Format every line of the records below as a Markdown table with the columns "No." and "Entry", numbering the rows in order and skipping any blank lines.

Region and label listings
<<<<

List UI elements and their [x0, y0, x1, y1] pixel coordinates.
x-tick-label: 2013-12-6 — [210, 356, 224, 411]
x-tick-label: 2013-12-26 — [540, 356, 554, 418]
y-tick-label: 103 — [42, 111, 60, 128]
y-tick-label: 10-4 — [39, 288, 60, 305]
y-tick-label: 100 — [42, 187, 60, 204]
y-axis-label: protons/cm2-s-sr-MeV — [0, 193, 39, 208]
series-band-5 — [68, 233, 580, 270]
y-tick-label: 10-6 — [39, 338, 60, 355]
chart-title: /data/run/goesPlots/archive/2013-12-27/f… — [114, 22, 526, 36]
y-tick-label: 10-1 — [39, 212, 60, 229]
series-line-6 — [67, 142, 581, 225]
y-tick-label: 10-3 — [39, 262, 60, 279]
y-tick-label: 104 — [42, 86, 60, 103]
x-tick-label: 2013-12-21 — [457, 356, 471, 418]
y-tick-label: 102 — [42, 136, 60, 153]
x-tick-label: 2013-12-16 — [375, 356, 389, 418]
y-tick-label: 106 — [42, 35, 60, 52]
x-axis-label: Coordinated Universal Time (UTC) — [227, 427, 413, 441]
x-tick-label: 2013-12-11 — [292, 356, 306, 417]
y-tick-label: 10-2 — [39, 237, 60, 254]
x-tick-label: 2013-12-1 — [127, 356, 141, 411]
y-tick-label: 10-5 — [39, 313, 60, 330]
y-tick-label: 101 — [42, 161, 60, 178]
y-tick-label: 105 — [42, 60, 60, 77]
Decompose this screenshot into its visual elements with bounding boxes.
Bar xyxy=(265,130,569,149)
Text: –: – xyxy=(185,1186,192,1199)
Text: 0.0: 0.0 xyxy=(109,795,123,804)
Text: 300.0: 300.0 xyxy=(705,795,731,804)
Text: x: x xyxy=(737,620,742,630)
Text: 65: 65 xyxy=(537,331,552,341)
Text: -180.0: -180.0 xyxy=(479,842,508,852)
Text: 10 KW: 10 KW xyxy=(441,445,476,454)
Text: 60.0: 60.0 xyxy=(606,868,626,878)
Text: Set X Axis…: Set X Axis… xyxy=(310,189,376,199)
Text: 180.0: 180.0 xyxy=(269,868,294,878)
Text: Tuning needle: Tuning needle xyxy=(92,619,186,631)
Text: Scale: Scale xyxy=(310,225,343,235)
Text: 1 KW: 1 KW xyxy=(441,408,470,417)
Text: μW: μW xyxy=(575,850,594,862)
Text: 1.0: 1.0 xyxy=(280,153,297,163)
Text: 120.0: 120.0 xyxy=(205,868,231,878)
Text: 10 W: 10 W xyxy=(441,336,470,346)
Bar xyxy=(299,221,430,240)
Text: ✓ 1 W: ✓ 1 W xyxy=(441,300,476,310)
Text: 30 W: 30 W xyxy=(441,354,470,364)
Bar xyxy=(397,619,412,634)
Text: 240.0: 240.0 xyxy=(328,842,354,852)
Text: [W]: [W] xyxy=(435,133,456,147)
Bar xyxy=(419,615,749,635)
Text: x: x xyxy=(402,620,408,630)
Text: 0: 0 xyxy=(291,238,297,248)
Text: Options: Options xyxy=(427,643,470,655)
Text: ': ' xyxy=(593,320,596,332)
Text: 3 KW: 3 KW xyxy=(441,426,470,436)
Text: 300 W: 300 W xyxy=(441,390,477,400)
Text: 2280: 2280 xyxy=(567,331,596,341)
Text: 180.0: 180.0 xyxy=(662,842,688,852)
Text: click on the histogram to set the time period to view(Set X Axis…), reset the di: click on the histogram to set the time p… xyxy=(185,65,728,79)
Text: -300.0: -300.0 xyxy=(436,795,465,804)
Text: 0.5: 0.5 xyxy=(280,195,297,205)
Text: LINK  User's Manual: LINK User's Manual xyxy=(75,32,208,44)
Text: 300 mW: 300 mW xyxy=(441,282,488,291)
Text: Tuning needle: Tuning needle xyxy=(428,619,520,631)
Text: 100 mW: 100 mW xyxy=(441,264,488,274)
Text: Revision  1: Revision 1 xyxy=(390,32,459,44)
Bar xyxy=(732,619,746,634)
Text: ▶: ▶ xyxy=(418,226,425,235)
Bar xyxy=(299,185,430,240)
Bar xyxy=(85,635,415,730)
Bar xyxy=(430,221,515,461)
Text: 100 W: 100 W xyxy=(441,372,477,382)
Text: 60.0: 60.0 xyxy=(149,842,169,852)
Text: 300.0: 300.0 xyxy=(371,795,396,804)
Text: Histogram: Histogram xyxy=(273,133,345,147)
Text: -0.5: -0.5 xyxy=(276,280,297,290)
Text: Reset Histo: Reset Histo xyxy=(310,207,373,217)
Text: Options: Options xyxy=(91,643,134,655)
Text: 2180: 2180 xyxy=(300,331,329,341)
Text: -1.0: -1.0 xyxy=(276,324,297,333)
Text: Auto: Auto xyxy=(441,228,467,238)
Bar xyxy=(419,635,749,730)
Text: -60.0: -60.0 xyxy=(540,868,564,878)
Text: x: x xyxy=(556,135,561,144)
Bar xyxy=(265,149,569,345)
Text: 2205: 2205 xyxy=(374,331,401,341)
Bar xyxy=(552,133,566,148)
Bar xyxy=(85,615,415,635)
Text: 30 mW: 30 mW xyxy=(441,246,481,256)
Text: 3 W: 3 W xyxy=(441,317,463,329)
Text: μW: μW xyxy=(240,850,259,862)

>>>>

- COMPLETED TASK -
| No. | Entry |
|---|---|
| 1 | List UI elements and their [x0, y0, x1, y1] pixel coordinates. |
| 2 | x-tick-label: 2013-12-6 — [210, 356, 224, 411] |
| 3 | x-tick-label: 2013-12-26 — [540, 356, 554, 418] |
| 4 | y-tick-label: 103 — [42, 111, 60, 128] |
| 5 | y-tick-label: 10-4 — [39, 288, 60, 305] |
| 6 | y-tick-label: 100 — [42, 187, 60, 204] |
| 7 | y-axis-label: protons/cm2-s-sr-MeV — [0, 193, 39, 208] |
| 8 | series-band-5 — [68, 233, 580, 270] |
| 9 | y-tick-label: 10-6 — [39, 338, 60, 355] |
| 10 | chart-title: /data/run/goesPlots/archive/2013-12-27/f… — [114, 22, 526, 36] |
| 11 | y-tick-label: 10-1 — [39, 212, 60, 229] |
| 12 | series-line-6 — [67, 142, 581, 225] |
| 13 | y-tick-label: 10-3 — [39, 262, 60, 279] |
| 14 | y-tick-label: 104 — [42, 86, 60, 103] |
| 15 | x-tick-label: 2013-12-21 — [457, 356, 471, 418] |
| 16 | y-tick-label: 102 — [42, 136, 60, 153] |
| 17 | x-tick-label: 2013-12-16 — [375, 356, 389, 418] |
| 18 | y-tick-label: 106 — [42, 35, 60, 52] |
| 19 | x-axis-label: Coordinated Universal Time (UTC) — [227, 427, 413, 441] |
| 20 | x-tick-label: 2013-12-11 — [292, 356, 306, 417] |
| 21 | y-tick-label: 10-2 — [39, 237, 60, 254] |
| 22 | x-tick-label: 2013-12-1 — [127, 356, 141, 411] |
| 23 | y-tick-label: 10-5 — [39, 313, 60, 330] |
| 24 | y-tick-label: 101 — [42, 161, 60, 178] |
| 25 | y-tick-label: 105 — [42, 60, 60, 77] |
| 26 | Decompose this screenshot into its visual elements with bounding boxes. |
| 27 | Bar xyxy=(265,130,569,149) |
| 28 | Text: –: – xyxy=(185,1186,192,1199) |
| 29 | Text: 0.0: 0.0 xyxy=(109,795,123,804) |
| 30 | Text: 300.0: 300.0 xyxy=(705,795,731,804) |
| 31 | Text: x: x xyxy=(737,620,742,630) |
| 32 | Text: 65: 65 xyxy=(537,331,552,341) |
| 33 | Text: -180.0: -180.0 xyxy=(479,842,508,852) |
| 34 | Text: 10 KW: 10 KW xyxy=(441,445,476,454) |
| 35 | Text: 60.0: 60.0 xyxy=(606,868,626,878) |
| 36 | Text: Set X Axis…: Set X Axis… xyxy=(310,189,376,199) |
| 37 | Text: 180.0: 180.0 xyxy=(269,868,294,878) |
| 38 | Text: Tuning needle: Tuning needle xyxy=(92,619,186,631) |
| 39 | Text: Scale: Scale xyxy=(310,225,343,235) |
| 40 | Text: 1 KW: 1 KW xyxy=(441,408,470,417) |
| 41 | Text: μW: μW xyxy=(575,850,594,862) |
| 42 | Text: 1.0: 1.0 xyxy=(280,153,297,163) |
| 43 | Text: 120.0: 120.0 xyxy=(205,868,231,878) |
| 44 | Text: 10 W: 10 W xyxy=(441,336,470,346) |
| 45 | Bar xyxy=(299,221,430,240) |
| 46 | Text: ✓ 1 W: ✓ 1 W xyxy=(441,300,476,310) |
| 47 | Text: 30 W: 30 W xyxy=(441,354,470,364) |
| 48 | Bar xyxy=(397,619,412,634) |
| 49 | Text: 240.0: 240.0 xyxy=(328,842,354,852) |
| 50 | Text: [W]: [W] xyxy=(435,133,456,147) |
| 51 | Bar xyxy=(419,615,749,635) |
| 52 | Text: x: x xyxy=(402,620,408,630) |
| 53 | Text: 0: 0 xyxy=(291,238,297,248) |
| 54 | Text: Options: Options xyxy=(427,643,470,655) |
| 55 | Text: ': ' xyxy=(593,320,596,332) |
| 56 | Text: 3 KW: 3 KW xyxy=(441,426,470,436) |
| 57 | Text: 300 W: 300 W xyxy=(441,390,477,400) |
| 58 | Text: 2280: 2280 xyxy=(567,331,596,341) |
| 59 | Text: 180.0: 180.0 xyxy=(662,842,688,852) |
| 60 | Text: click on the histogram to set the time period to view(Set X Axis…), reset the di: click on the histogram to set the time p… xyxy=(185,65,728,79) |
| 61 | Text: -300.0: -300.0 xyxy=(436,795,465,804) |
| 62 | Text: 0.5: 0.5 xyxy=(280,195,297,205) |
| 63 | Text: LINK  User's Manual: LINK User's Manual xyxy=(75,32,208,44) |
| 64 | Text: 300 mW: 300 mW xyxy=(441,282,488,291) |
| 65 | Text: Tuning needle: Tuning needle xyxy=(428,619,520,631) |
| 66 | Text: 100 mW: 100 mW xyxy=(441,264,488,274) |
| 67 | Text: Revision  1: Revision 1 xyxy=(390,32,459,44) |
| 68 | Bar xyxy=(732,619,746,634) |
| 69 | Text: ▶: ▶ xyxy=(418,226,425,235) |
| 70 | Bar xyxy=(299,185,430,240) |
| 71 | Bar xyxy=(85,635,415,730) |
| 72 | Bar xyxy=(430,221,515,461) |
| 73 | Text: 100 W: 100 W xyxy=(441,372,477,382) |
| 74 | Text: 60.0: 60.0 xyxy=(149,842,169,852) |
| 75 | Text: 300.0: 300.0 xyxy=(371,795,396,804) |
| 76 | Text: Histogram: Histogram xyxy=(273,133,345,147) |
| 77 | Text: -0.5: -0.5 xyxy=(276,280,297,290) |
| 78 | Text: Reset Histo: Reset Histo xyxy=(310,207,373,217) |
| 79 | Text: Options: Options xyxy=(91,643,134,655) |
| 80 | Text: 2180: 2180 xyxy=(300,331,329,341) |
| 81 | Text: -1.0: -1.0 xyxy=(276,324,297,333) |
| 82 | Text: Auto: Auto xyxy=(441,228,467,238) |
| 83 | Bar xyxy=(419,635,749,730) |
| 84 | Text: -60.0: -60.0 xyxy=(540,868,564,878) |
| 85 | Text: x: x xyxy=(556,135,561,144) |
| 86 | Bar xyxy=(265,149,569,345) |
| 87 | Text: 2205: 2205 xyxy=(374,331,401,341) |
| 88 | Bar xyxy=(552,133,566,148) |
| 89 | Bar xyxy=(85,615,415,635) |
| 90 | Text: 30 mW: 30 mW xyxy=(441,246,481,256) |
| 91 | Text: 3 W: 3 W xyxy=(441,317,463,329) |
| 92 | Text: μW: μW xyxy=(240,850,259,862) |